* Selected text

At Old Holborn, which connected Tyburn (the gallows at Marble Arch) to the Newgate Prison (now the Old Bailey) is situated the Honourable Society of Gray’s Inn. Its antecedants are as old as the Temple itself but it started with the de Gray family on the site of whose manor the Inn is now situated. This ‘certain Inn at Portepole’ is recorded in 1570 and had gradually expanded to include the lawyers.
The hall was re-edified in the sixteenth century though it has been the focal point of the society’s life for a much longer period. Although the roof was gutted by incendiaries during the Blitz, it and the hall were faithfully restored through the genorosity of the American Bar Association.
John Evelyn mentions the revels in the hall: ‘which had relation neither to virtue nor policy’. It is said that Shakespeare’s ‘A Comedy of Errors’ was first performed here on Holy Innocents’ Day in 1594. The screen at the west end of the Hall is the most interesting possesion of Gray’s Inn and was probably taken from a Spanish galleon in 1588.

* Information provided

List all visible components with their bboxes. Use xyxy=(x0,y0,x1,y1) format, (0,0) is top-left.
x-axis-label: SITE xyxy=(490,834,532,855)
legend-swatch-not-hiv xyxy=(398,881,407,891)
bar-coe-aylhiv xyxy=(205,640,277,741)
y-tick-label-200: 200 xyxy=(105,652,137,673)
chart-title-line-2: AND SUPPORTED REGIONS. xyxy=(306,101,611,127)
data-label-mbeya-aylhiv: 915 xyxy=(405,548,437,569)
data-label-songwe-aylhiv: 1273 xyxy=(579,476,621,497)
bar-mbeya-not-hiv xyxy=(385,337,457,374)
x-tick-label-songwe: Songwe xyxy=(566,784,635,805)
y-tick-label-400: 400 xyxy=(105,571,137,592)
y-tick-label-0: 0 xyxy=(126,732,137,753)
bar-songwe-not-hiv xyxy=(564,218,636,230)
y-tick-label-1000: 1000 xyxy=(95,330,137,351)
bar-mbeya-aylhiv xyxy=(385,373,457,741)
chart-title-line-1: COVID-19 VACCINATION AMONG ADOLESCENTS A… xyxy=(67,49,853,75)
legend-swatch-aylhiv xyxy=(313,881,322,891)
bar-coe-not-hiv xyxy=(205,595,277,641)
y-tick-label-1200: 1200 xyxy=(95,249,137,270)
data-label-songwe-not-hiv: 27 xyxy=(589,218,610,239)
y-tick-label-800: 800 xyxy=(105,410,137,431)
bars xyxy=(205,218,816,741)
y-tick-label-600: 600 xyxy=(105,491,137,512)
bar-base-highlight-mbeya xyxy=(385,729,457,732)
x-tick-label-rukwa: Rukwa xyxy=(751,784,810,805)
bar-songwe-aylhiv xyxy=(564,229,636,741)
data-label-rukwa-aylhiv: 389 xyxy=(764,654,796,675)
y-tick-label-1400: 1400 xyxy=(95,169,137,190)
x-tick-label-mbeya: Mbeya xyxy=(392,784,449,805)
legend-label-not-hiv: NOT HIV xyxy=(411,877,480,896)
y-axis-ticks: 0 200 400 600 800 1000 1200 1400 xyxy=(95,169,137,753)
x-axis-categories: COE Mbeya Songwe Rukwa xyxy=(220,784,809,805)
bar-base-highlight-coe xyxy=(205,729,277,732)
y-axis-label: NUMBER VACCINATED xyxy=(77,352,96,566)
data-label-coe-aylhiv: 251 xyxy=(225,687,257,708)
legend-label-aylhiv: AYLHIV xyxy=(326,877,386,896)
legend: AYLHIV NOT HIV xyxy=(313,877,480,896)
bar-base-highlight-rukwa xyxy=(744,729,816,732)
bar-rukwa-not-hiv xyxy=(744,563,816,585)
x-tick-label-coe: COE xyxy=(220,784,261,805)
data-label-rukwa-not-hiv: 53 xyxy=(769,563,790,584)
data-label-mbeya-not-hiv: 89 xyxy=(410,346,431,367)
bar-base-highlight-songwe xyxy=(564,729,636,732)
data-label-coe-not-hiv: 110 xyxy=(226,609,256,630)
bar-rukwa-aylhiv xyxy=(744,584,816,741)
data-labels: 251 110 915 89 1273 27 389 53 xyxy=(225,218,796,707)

* Instructions for the task
List every year given as a four-digit number in the passage on Gray's Inn, in the order they appear.

* Solution for this exercise
1570, 1594, 1588